[Data entries]
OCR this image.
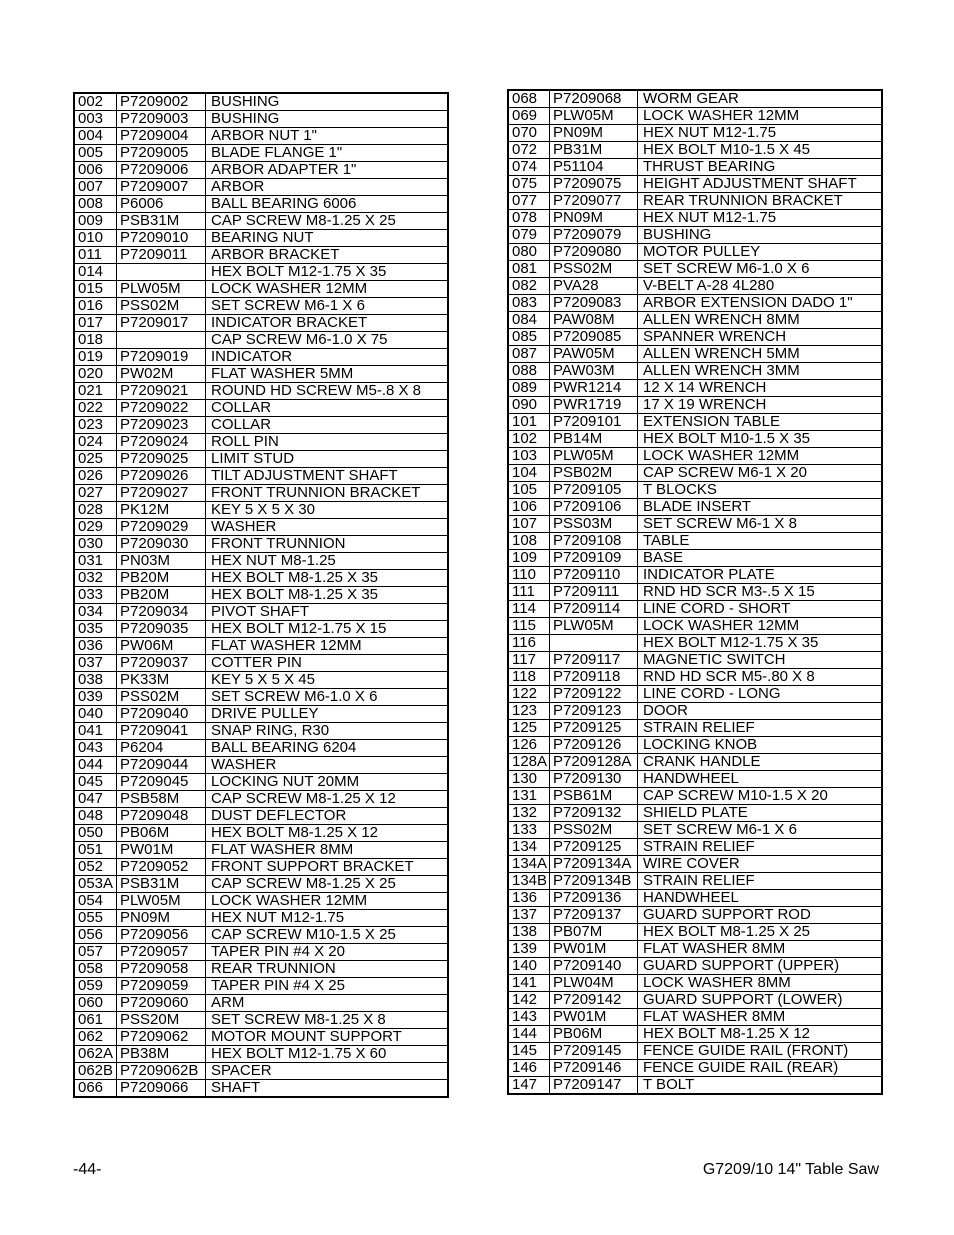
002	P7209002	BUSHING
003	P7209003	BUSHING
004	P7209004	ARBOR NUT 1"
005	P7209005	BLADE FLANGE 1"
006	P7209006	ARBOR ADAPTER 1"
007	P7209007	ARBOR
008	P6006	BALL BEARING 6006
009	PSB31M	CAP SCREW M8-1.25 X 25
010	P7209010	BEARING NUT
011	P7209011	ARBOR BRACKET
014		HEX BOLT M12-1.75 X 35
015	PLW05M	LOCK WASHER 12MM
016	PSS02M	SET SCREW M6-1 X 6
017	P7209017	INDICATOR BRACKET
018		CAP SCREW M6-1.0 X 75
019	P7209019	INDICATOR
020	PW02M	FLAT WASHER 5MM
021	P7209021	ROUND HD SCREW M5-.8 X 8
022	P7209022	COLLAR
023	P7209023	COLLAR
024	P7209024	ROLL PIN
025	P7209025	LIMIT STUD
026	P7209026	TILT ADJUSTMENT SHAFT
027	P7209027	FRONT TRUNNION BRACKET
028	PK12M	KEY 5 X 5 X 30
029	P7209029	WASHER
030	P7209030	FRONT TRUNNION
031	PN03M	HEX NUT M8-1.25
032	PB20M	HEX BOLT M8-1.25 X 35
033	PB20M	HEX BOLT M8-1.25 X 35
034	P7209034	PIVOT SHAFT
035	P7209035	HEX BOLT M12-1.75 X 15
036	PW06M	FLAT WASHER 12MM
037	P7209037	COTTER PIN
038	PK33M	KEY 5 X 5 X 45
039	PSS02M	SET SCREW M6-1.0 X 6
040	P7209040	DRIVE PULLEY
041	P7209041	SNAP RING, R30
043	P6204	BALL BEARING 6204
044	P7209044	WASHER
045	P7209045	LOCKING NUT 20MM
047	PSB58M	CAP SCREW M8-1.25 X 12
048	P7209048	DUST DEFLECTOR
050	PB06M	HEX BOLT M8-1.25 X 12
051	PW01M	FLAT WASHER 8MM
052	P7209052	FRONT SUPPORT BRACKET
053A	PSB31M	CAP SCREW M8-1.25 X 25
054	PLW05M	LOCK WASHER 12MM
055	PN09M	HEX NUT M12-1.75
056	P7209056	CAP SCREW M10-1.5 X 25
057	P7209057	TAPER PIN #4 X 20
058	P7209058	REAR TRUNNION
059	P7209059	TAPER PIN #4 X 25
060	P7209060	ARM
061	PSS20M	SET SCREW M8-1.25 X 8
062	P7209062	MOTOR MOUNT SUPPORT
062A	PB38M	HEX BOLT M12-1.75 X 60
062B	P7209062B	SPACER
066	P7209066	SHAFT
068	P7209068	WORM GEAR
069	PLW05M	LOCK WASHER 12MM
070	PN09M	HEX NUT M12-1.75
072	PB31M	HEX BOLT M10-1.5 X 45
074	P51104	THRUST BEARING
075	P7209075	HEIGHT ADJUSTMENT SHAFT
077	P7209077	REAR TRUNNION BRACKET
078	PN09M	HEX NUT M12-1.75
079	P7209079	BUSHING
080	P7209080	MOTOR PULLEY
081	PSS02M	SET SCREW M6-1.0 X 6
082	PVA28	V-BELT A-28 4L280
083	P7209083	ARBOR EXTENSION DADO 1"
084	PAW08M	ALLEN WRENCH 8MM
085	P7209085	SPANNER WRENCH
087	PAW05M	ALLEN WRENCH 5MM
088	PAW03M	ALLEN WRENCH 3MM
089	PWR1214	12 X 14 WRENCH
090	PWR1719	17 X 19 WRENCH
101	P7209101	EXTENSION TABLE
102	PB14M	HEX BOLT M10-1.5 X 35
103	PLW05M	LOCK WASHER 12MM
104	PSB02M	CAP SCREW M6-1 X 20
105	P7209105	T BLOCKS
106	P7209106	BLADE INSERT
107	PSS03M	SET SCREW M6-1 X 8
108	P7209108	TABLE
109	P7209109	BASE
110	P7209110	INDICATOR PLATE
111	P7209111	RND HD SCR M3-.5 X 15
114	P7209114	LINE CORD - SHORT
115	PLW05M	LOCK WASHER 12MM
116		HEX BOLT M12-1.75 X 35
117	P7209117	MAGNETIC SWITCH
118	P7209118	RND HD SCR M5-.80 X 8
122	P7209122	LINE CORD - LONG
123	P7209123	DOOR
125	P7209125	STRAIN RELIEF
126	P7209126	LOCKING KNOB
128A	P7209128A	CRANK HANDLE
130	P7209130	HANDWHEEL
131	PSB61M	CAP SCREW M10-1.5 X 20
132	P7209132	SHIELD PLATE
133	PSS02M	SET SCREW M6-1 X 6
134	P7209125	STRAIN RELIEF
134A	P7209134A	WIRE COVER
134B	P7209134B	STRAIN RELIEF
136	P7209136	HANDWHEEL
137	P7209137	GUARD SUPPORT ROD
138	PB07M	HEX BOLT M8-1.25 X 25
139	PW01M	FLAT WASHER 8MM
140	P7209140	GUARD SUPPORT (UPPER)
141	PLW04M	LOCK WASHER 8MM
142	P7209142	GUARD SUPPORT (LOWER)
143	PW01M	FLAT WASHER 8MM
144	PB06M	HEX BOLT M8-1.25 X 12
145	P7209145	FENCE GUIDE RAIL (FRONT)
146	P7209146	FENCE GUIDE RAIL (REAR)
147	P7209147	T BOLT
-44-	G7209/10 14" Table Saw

==

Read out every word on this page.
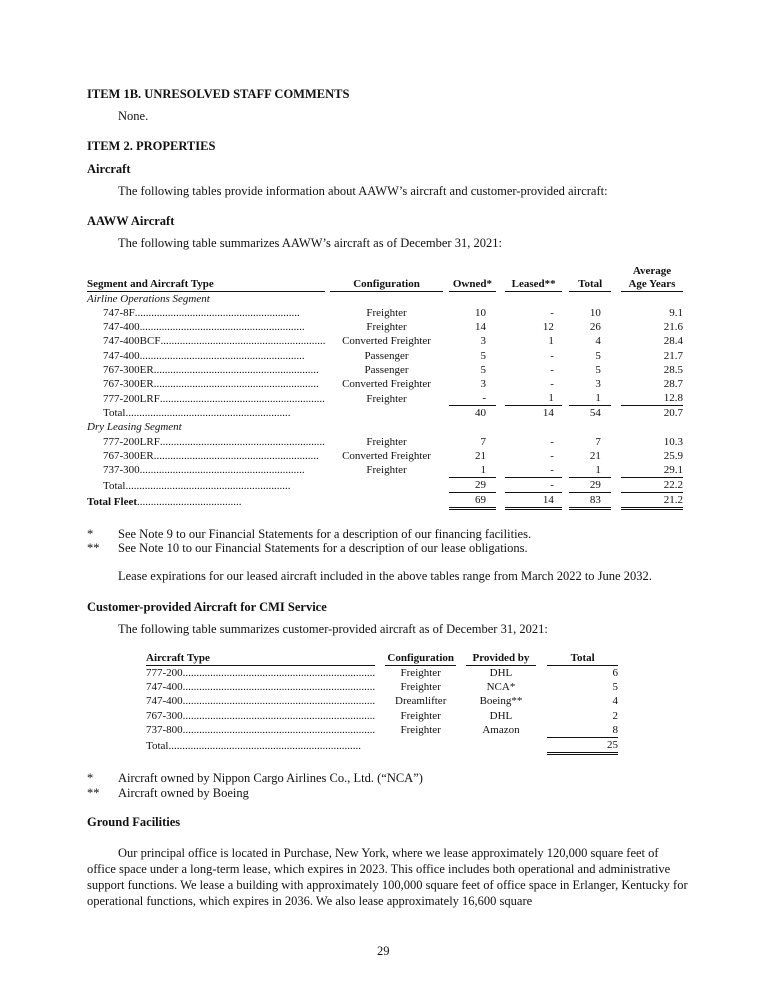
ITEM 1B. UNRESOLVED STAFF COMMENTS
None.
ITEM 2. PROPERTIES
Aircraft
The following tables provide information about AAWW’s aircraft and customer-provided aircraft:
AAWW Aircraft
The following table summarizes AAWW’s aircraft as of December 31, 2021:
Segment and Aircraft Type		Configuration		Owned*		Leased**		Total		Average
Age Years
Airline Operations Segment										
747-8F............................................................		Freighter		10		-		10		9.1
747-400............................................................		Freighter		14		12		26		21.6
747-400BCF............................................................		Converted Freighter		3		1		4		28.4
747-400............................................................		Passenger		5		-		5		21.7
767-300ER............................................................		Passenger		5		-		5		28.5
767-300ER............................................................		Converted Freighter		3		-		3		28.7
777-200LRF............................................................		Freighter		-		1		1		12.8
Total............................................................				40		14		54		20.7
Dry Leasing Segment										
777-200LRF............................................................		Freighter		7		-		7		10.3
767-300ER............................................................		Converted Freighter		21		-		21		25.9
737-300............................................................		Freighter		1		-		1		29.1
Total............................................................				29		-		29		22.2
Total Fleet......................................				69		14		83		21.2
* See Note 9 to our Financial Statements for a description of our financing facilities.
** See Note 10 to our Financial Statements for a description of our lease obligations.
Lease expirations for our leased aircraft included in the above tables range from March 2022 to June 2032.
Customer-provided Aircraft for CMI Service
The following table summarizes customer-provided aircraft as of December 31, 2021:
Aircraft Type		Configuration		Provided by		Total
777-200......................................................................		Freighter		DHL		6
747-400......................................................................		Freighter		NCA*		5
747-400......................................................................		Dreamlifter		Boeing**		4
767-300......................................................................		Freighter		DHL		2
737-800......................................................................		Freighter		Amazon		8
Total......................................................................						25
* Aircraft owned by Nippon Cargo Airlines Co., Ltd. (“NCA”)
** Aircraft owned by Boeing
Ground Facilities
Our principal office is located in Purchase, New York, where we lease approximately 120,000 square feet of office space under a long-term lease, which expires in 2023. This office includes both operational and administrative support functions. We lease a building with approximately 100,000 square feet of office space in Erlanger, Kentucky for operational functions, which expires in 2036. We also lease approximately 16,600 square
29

◆ **TASK DIRECTIONS**
Look through the listing and extract every line with "Statements" in it.

◆ **WRITTEN ANSWER**
* See Note 9 to our Financial Statements for a description of our financing facilities.
** See Note 10 to our Financial Statements for a description of our lease obligations.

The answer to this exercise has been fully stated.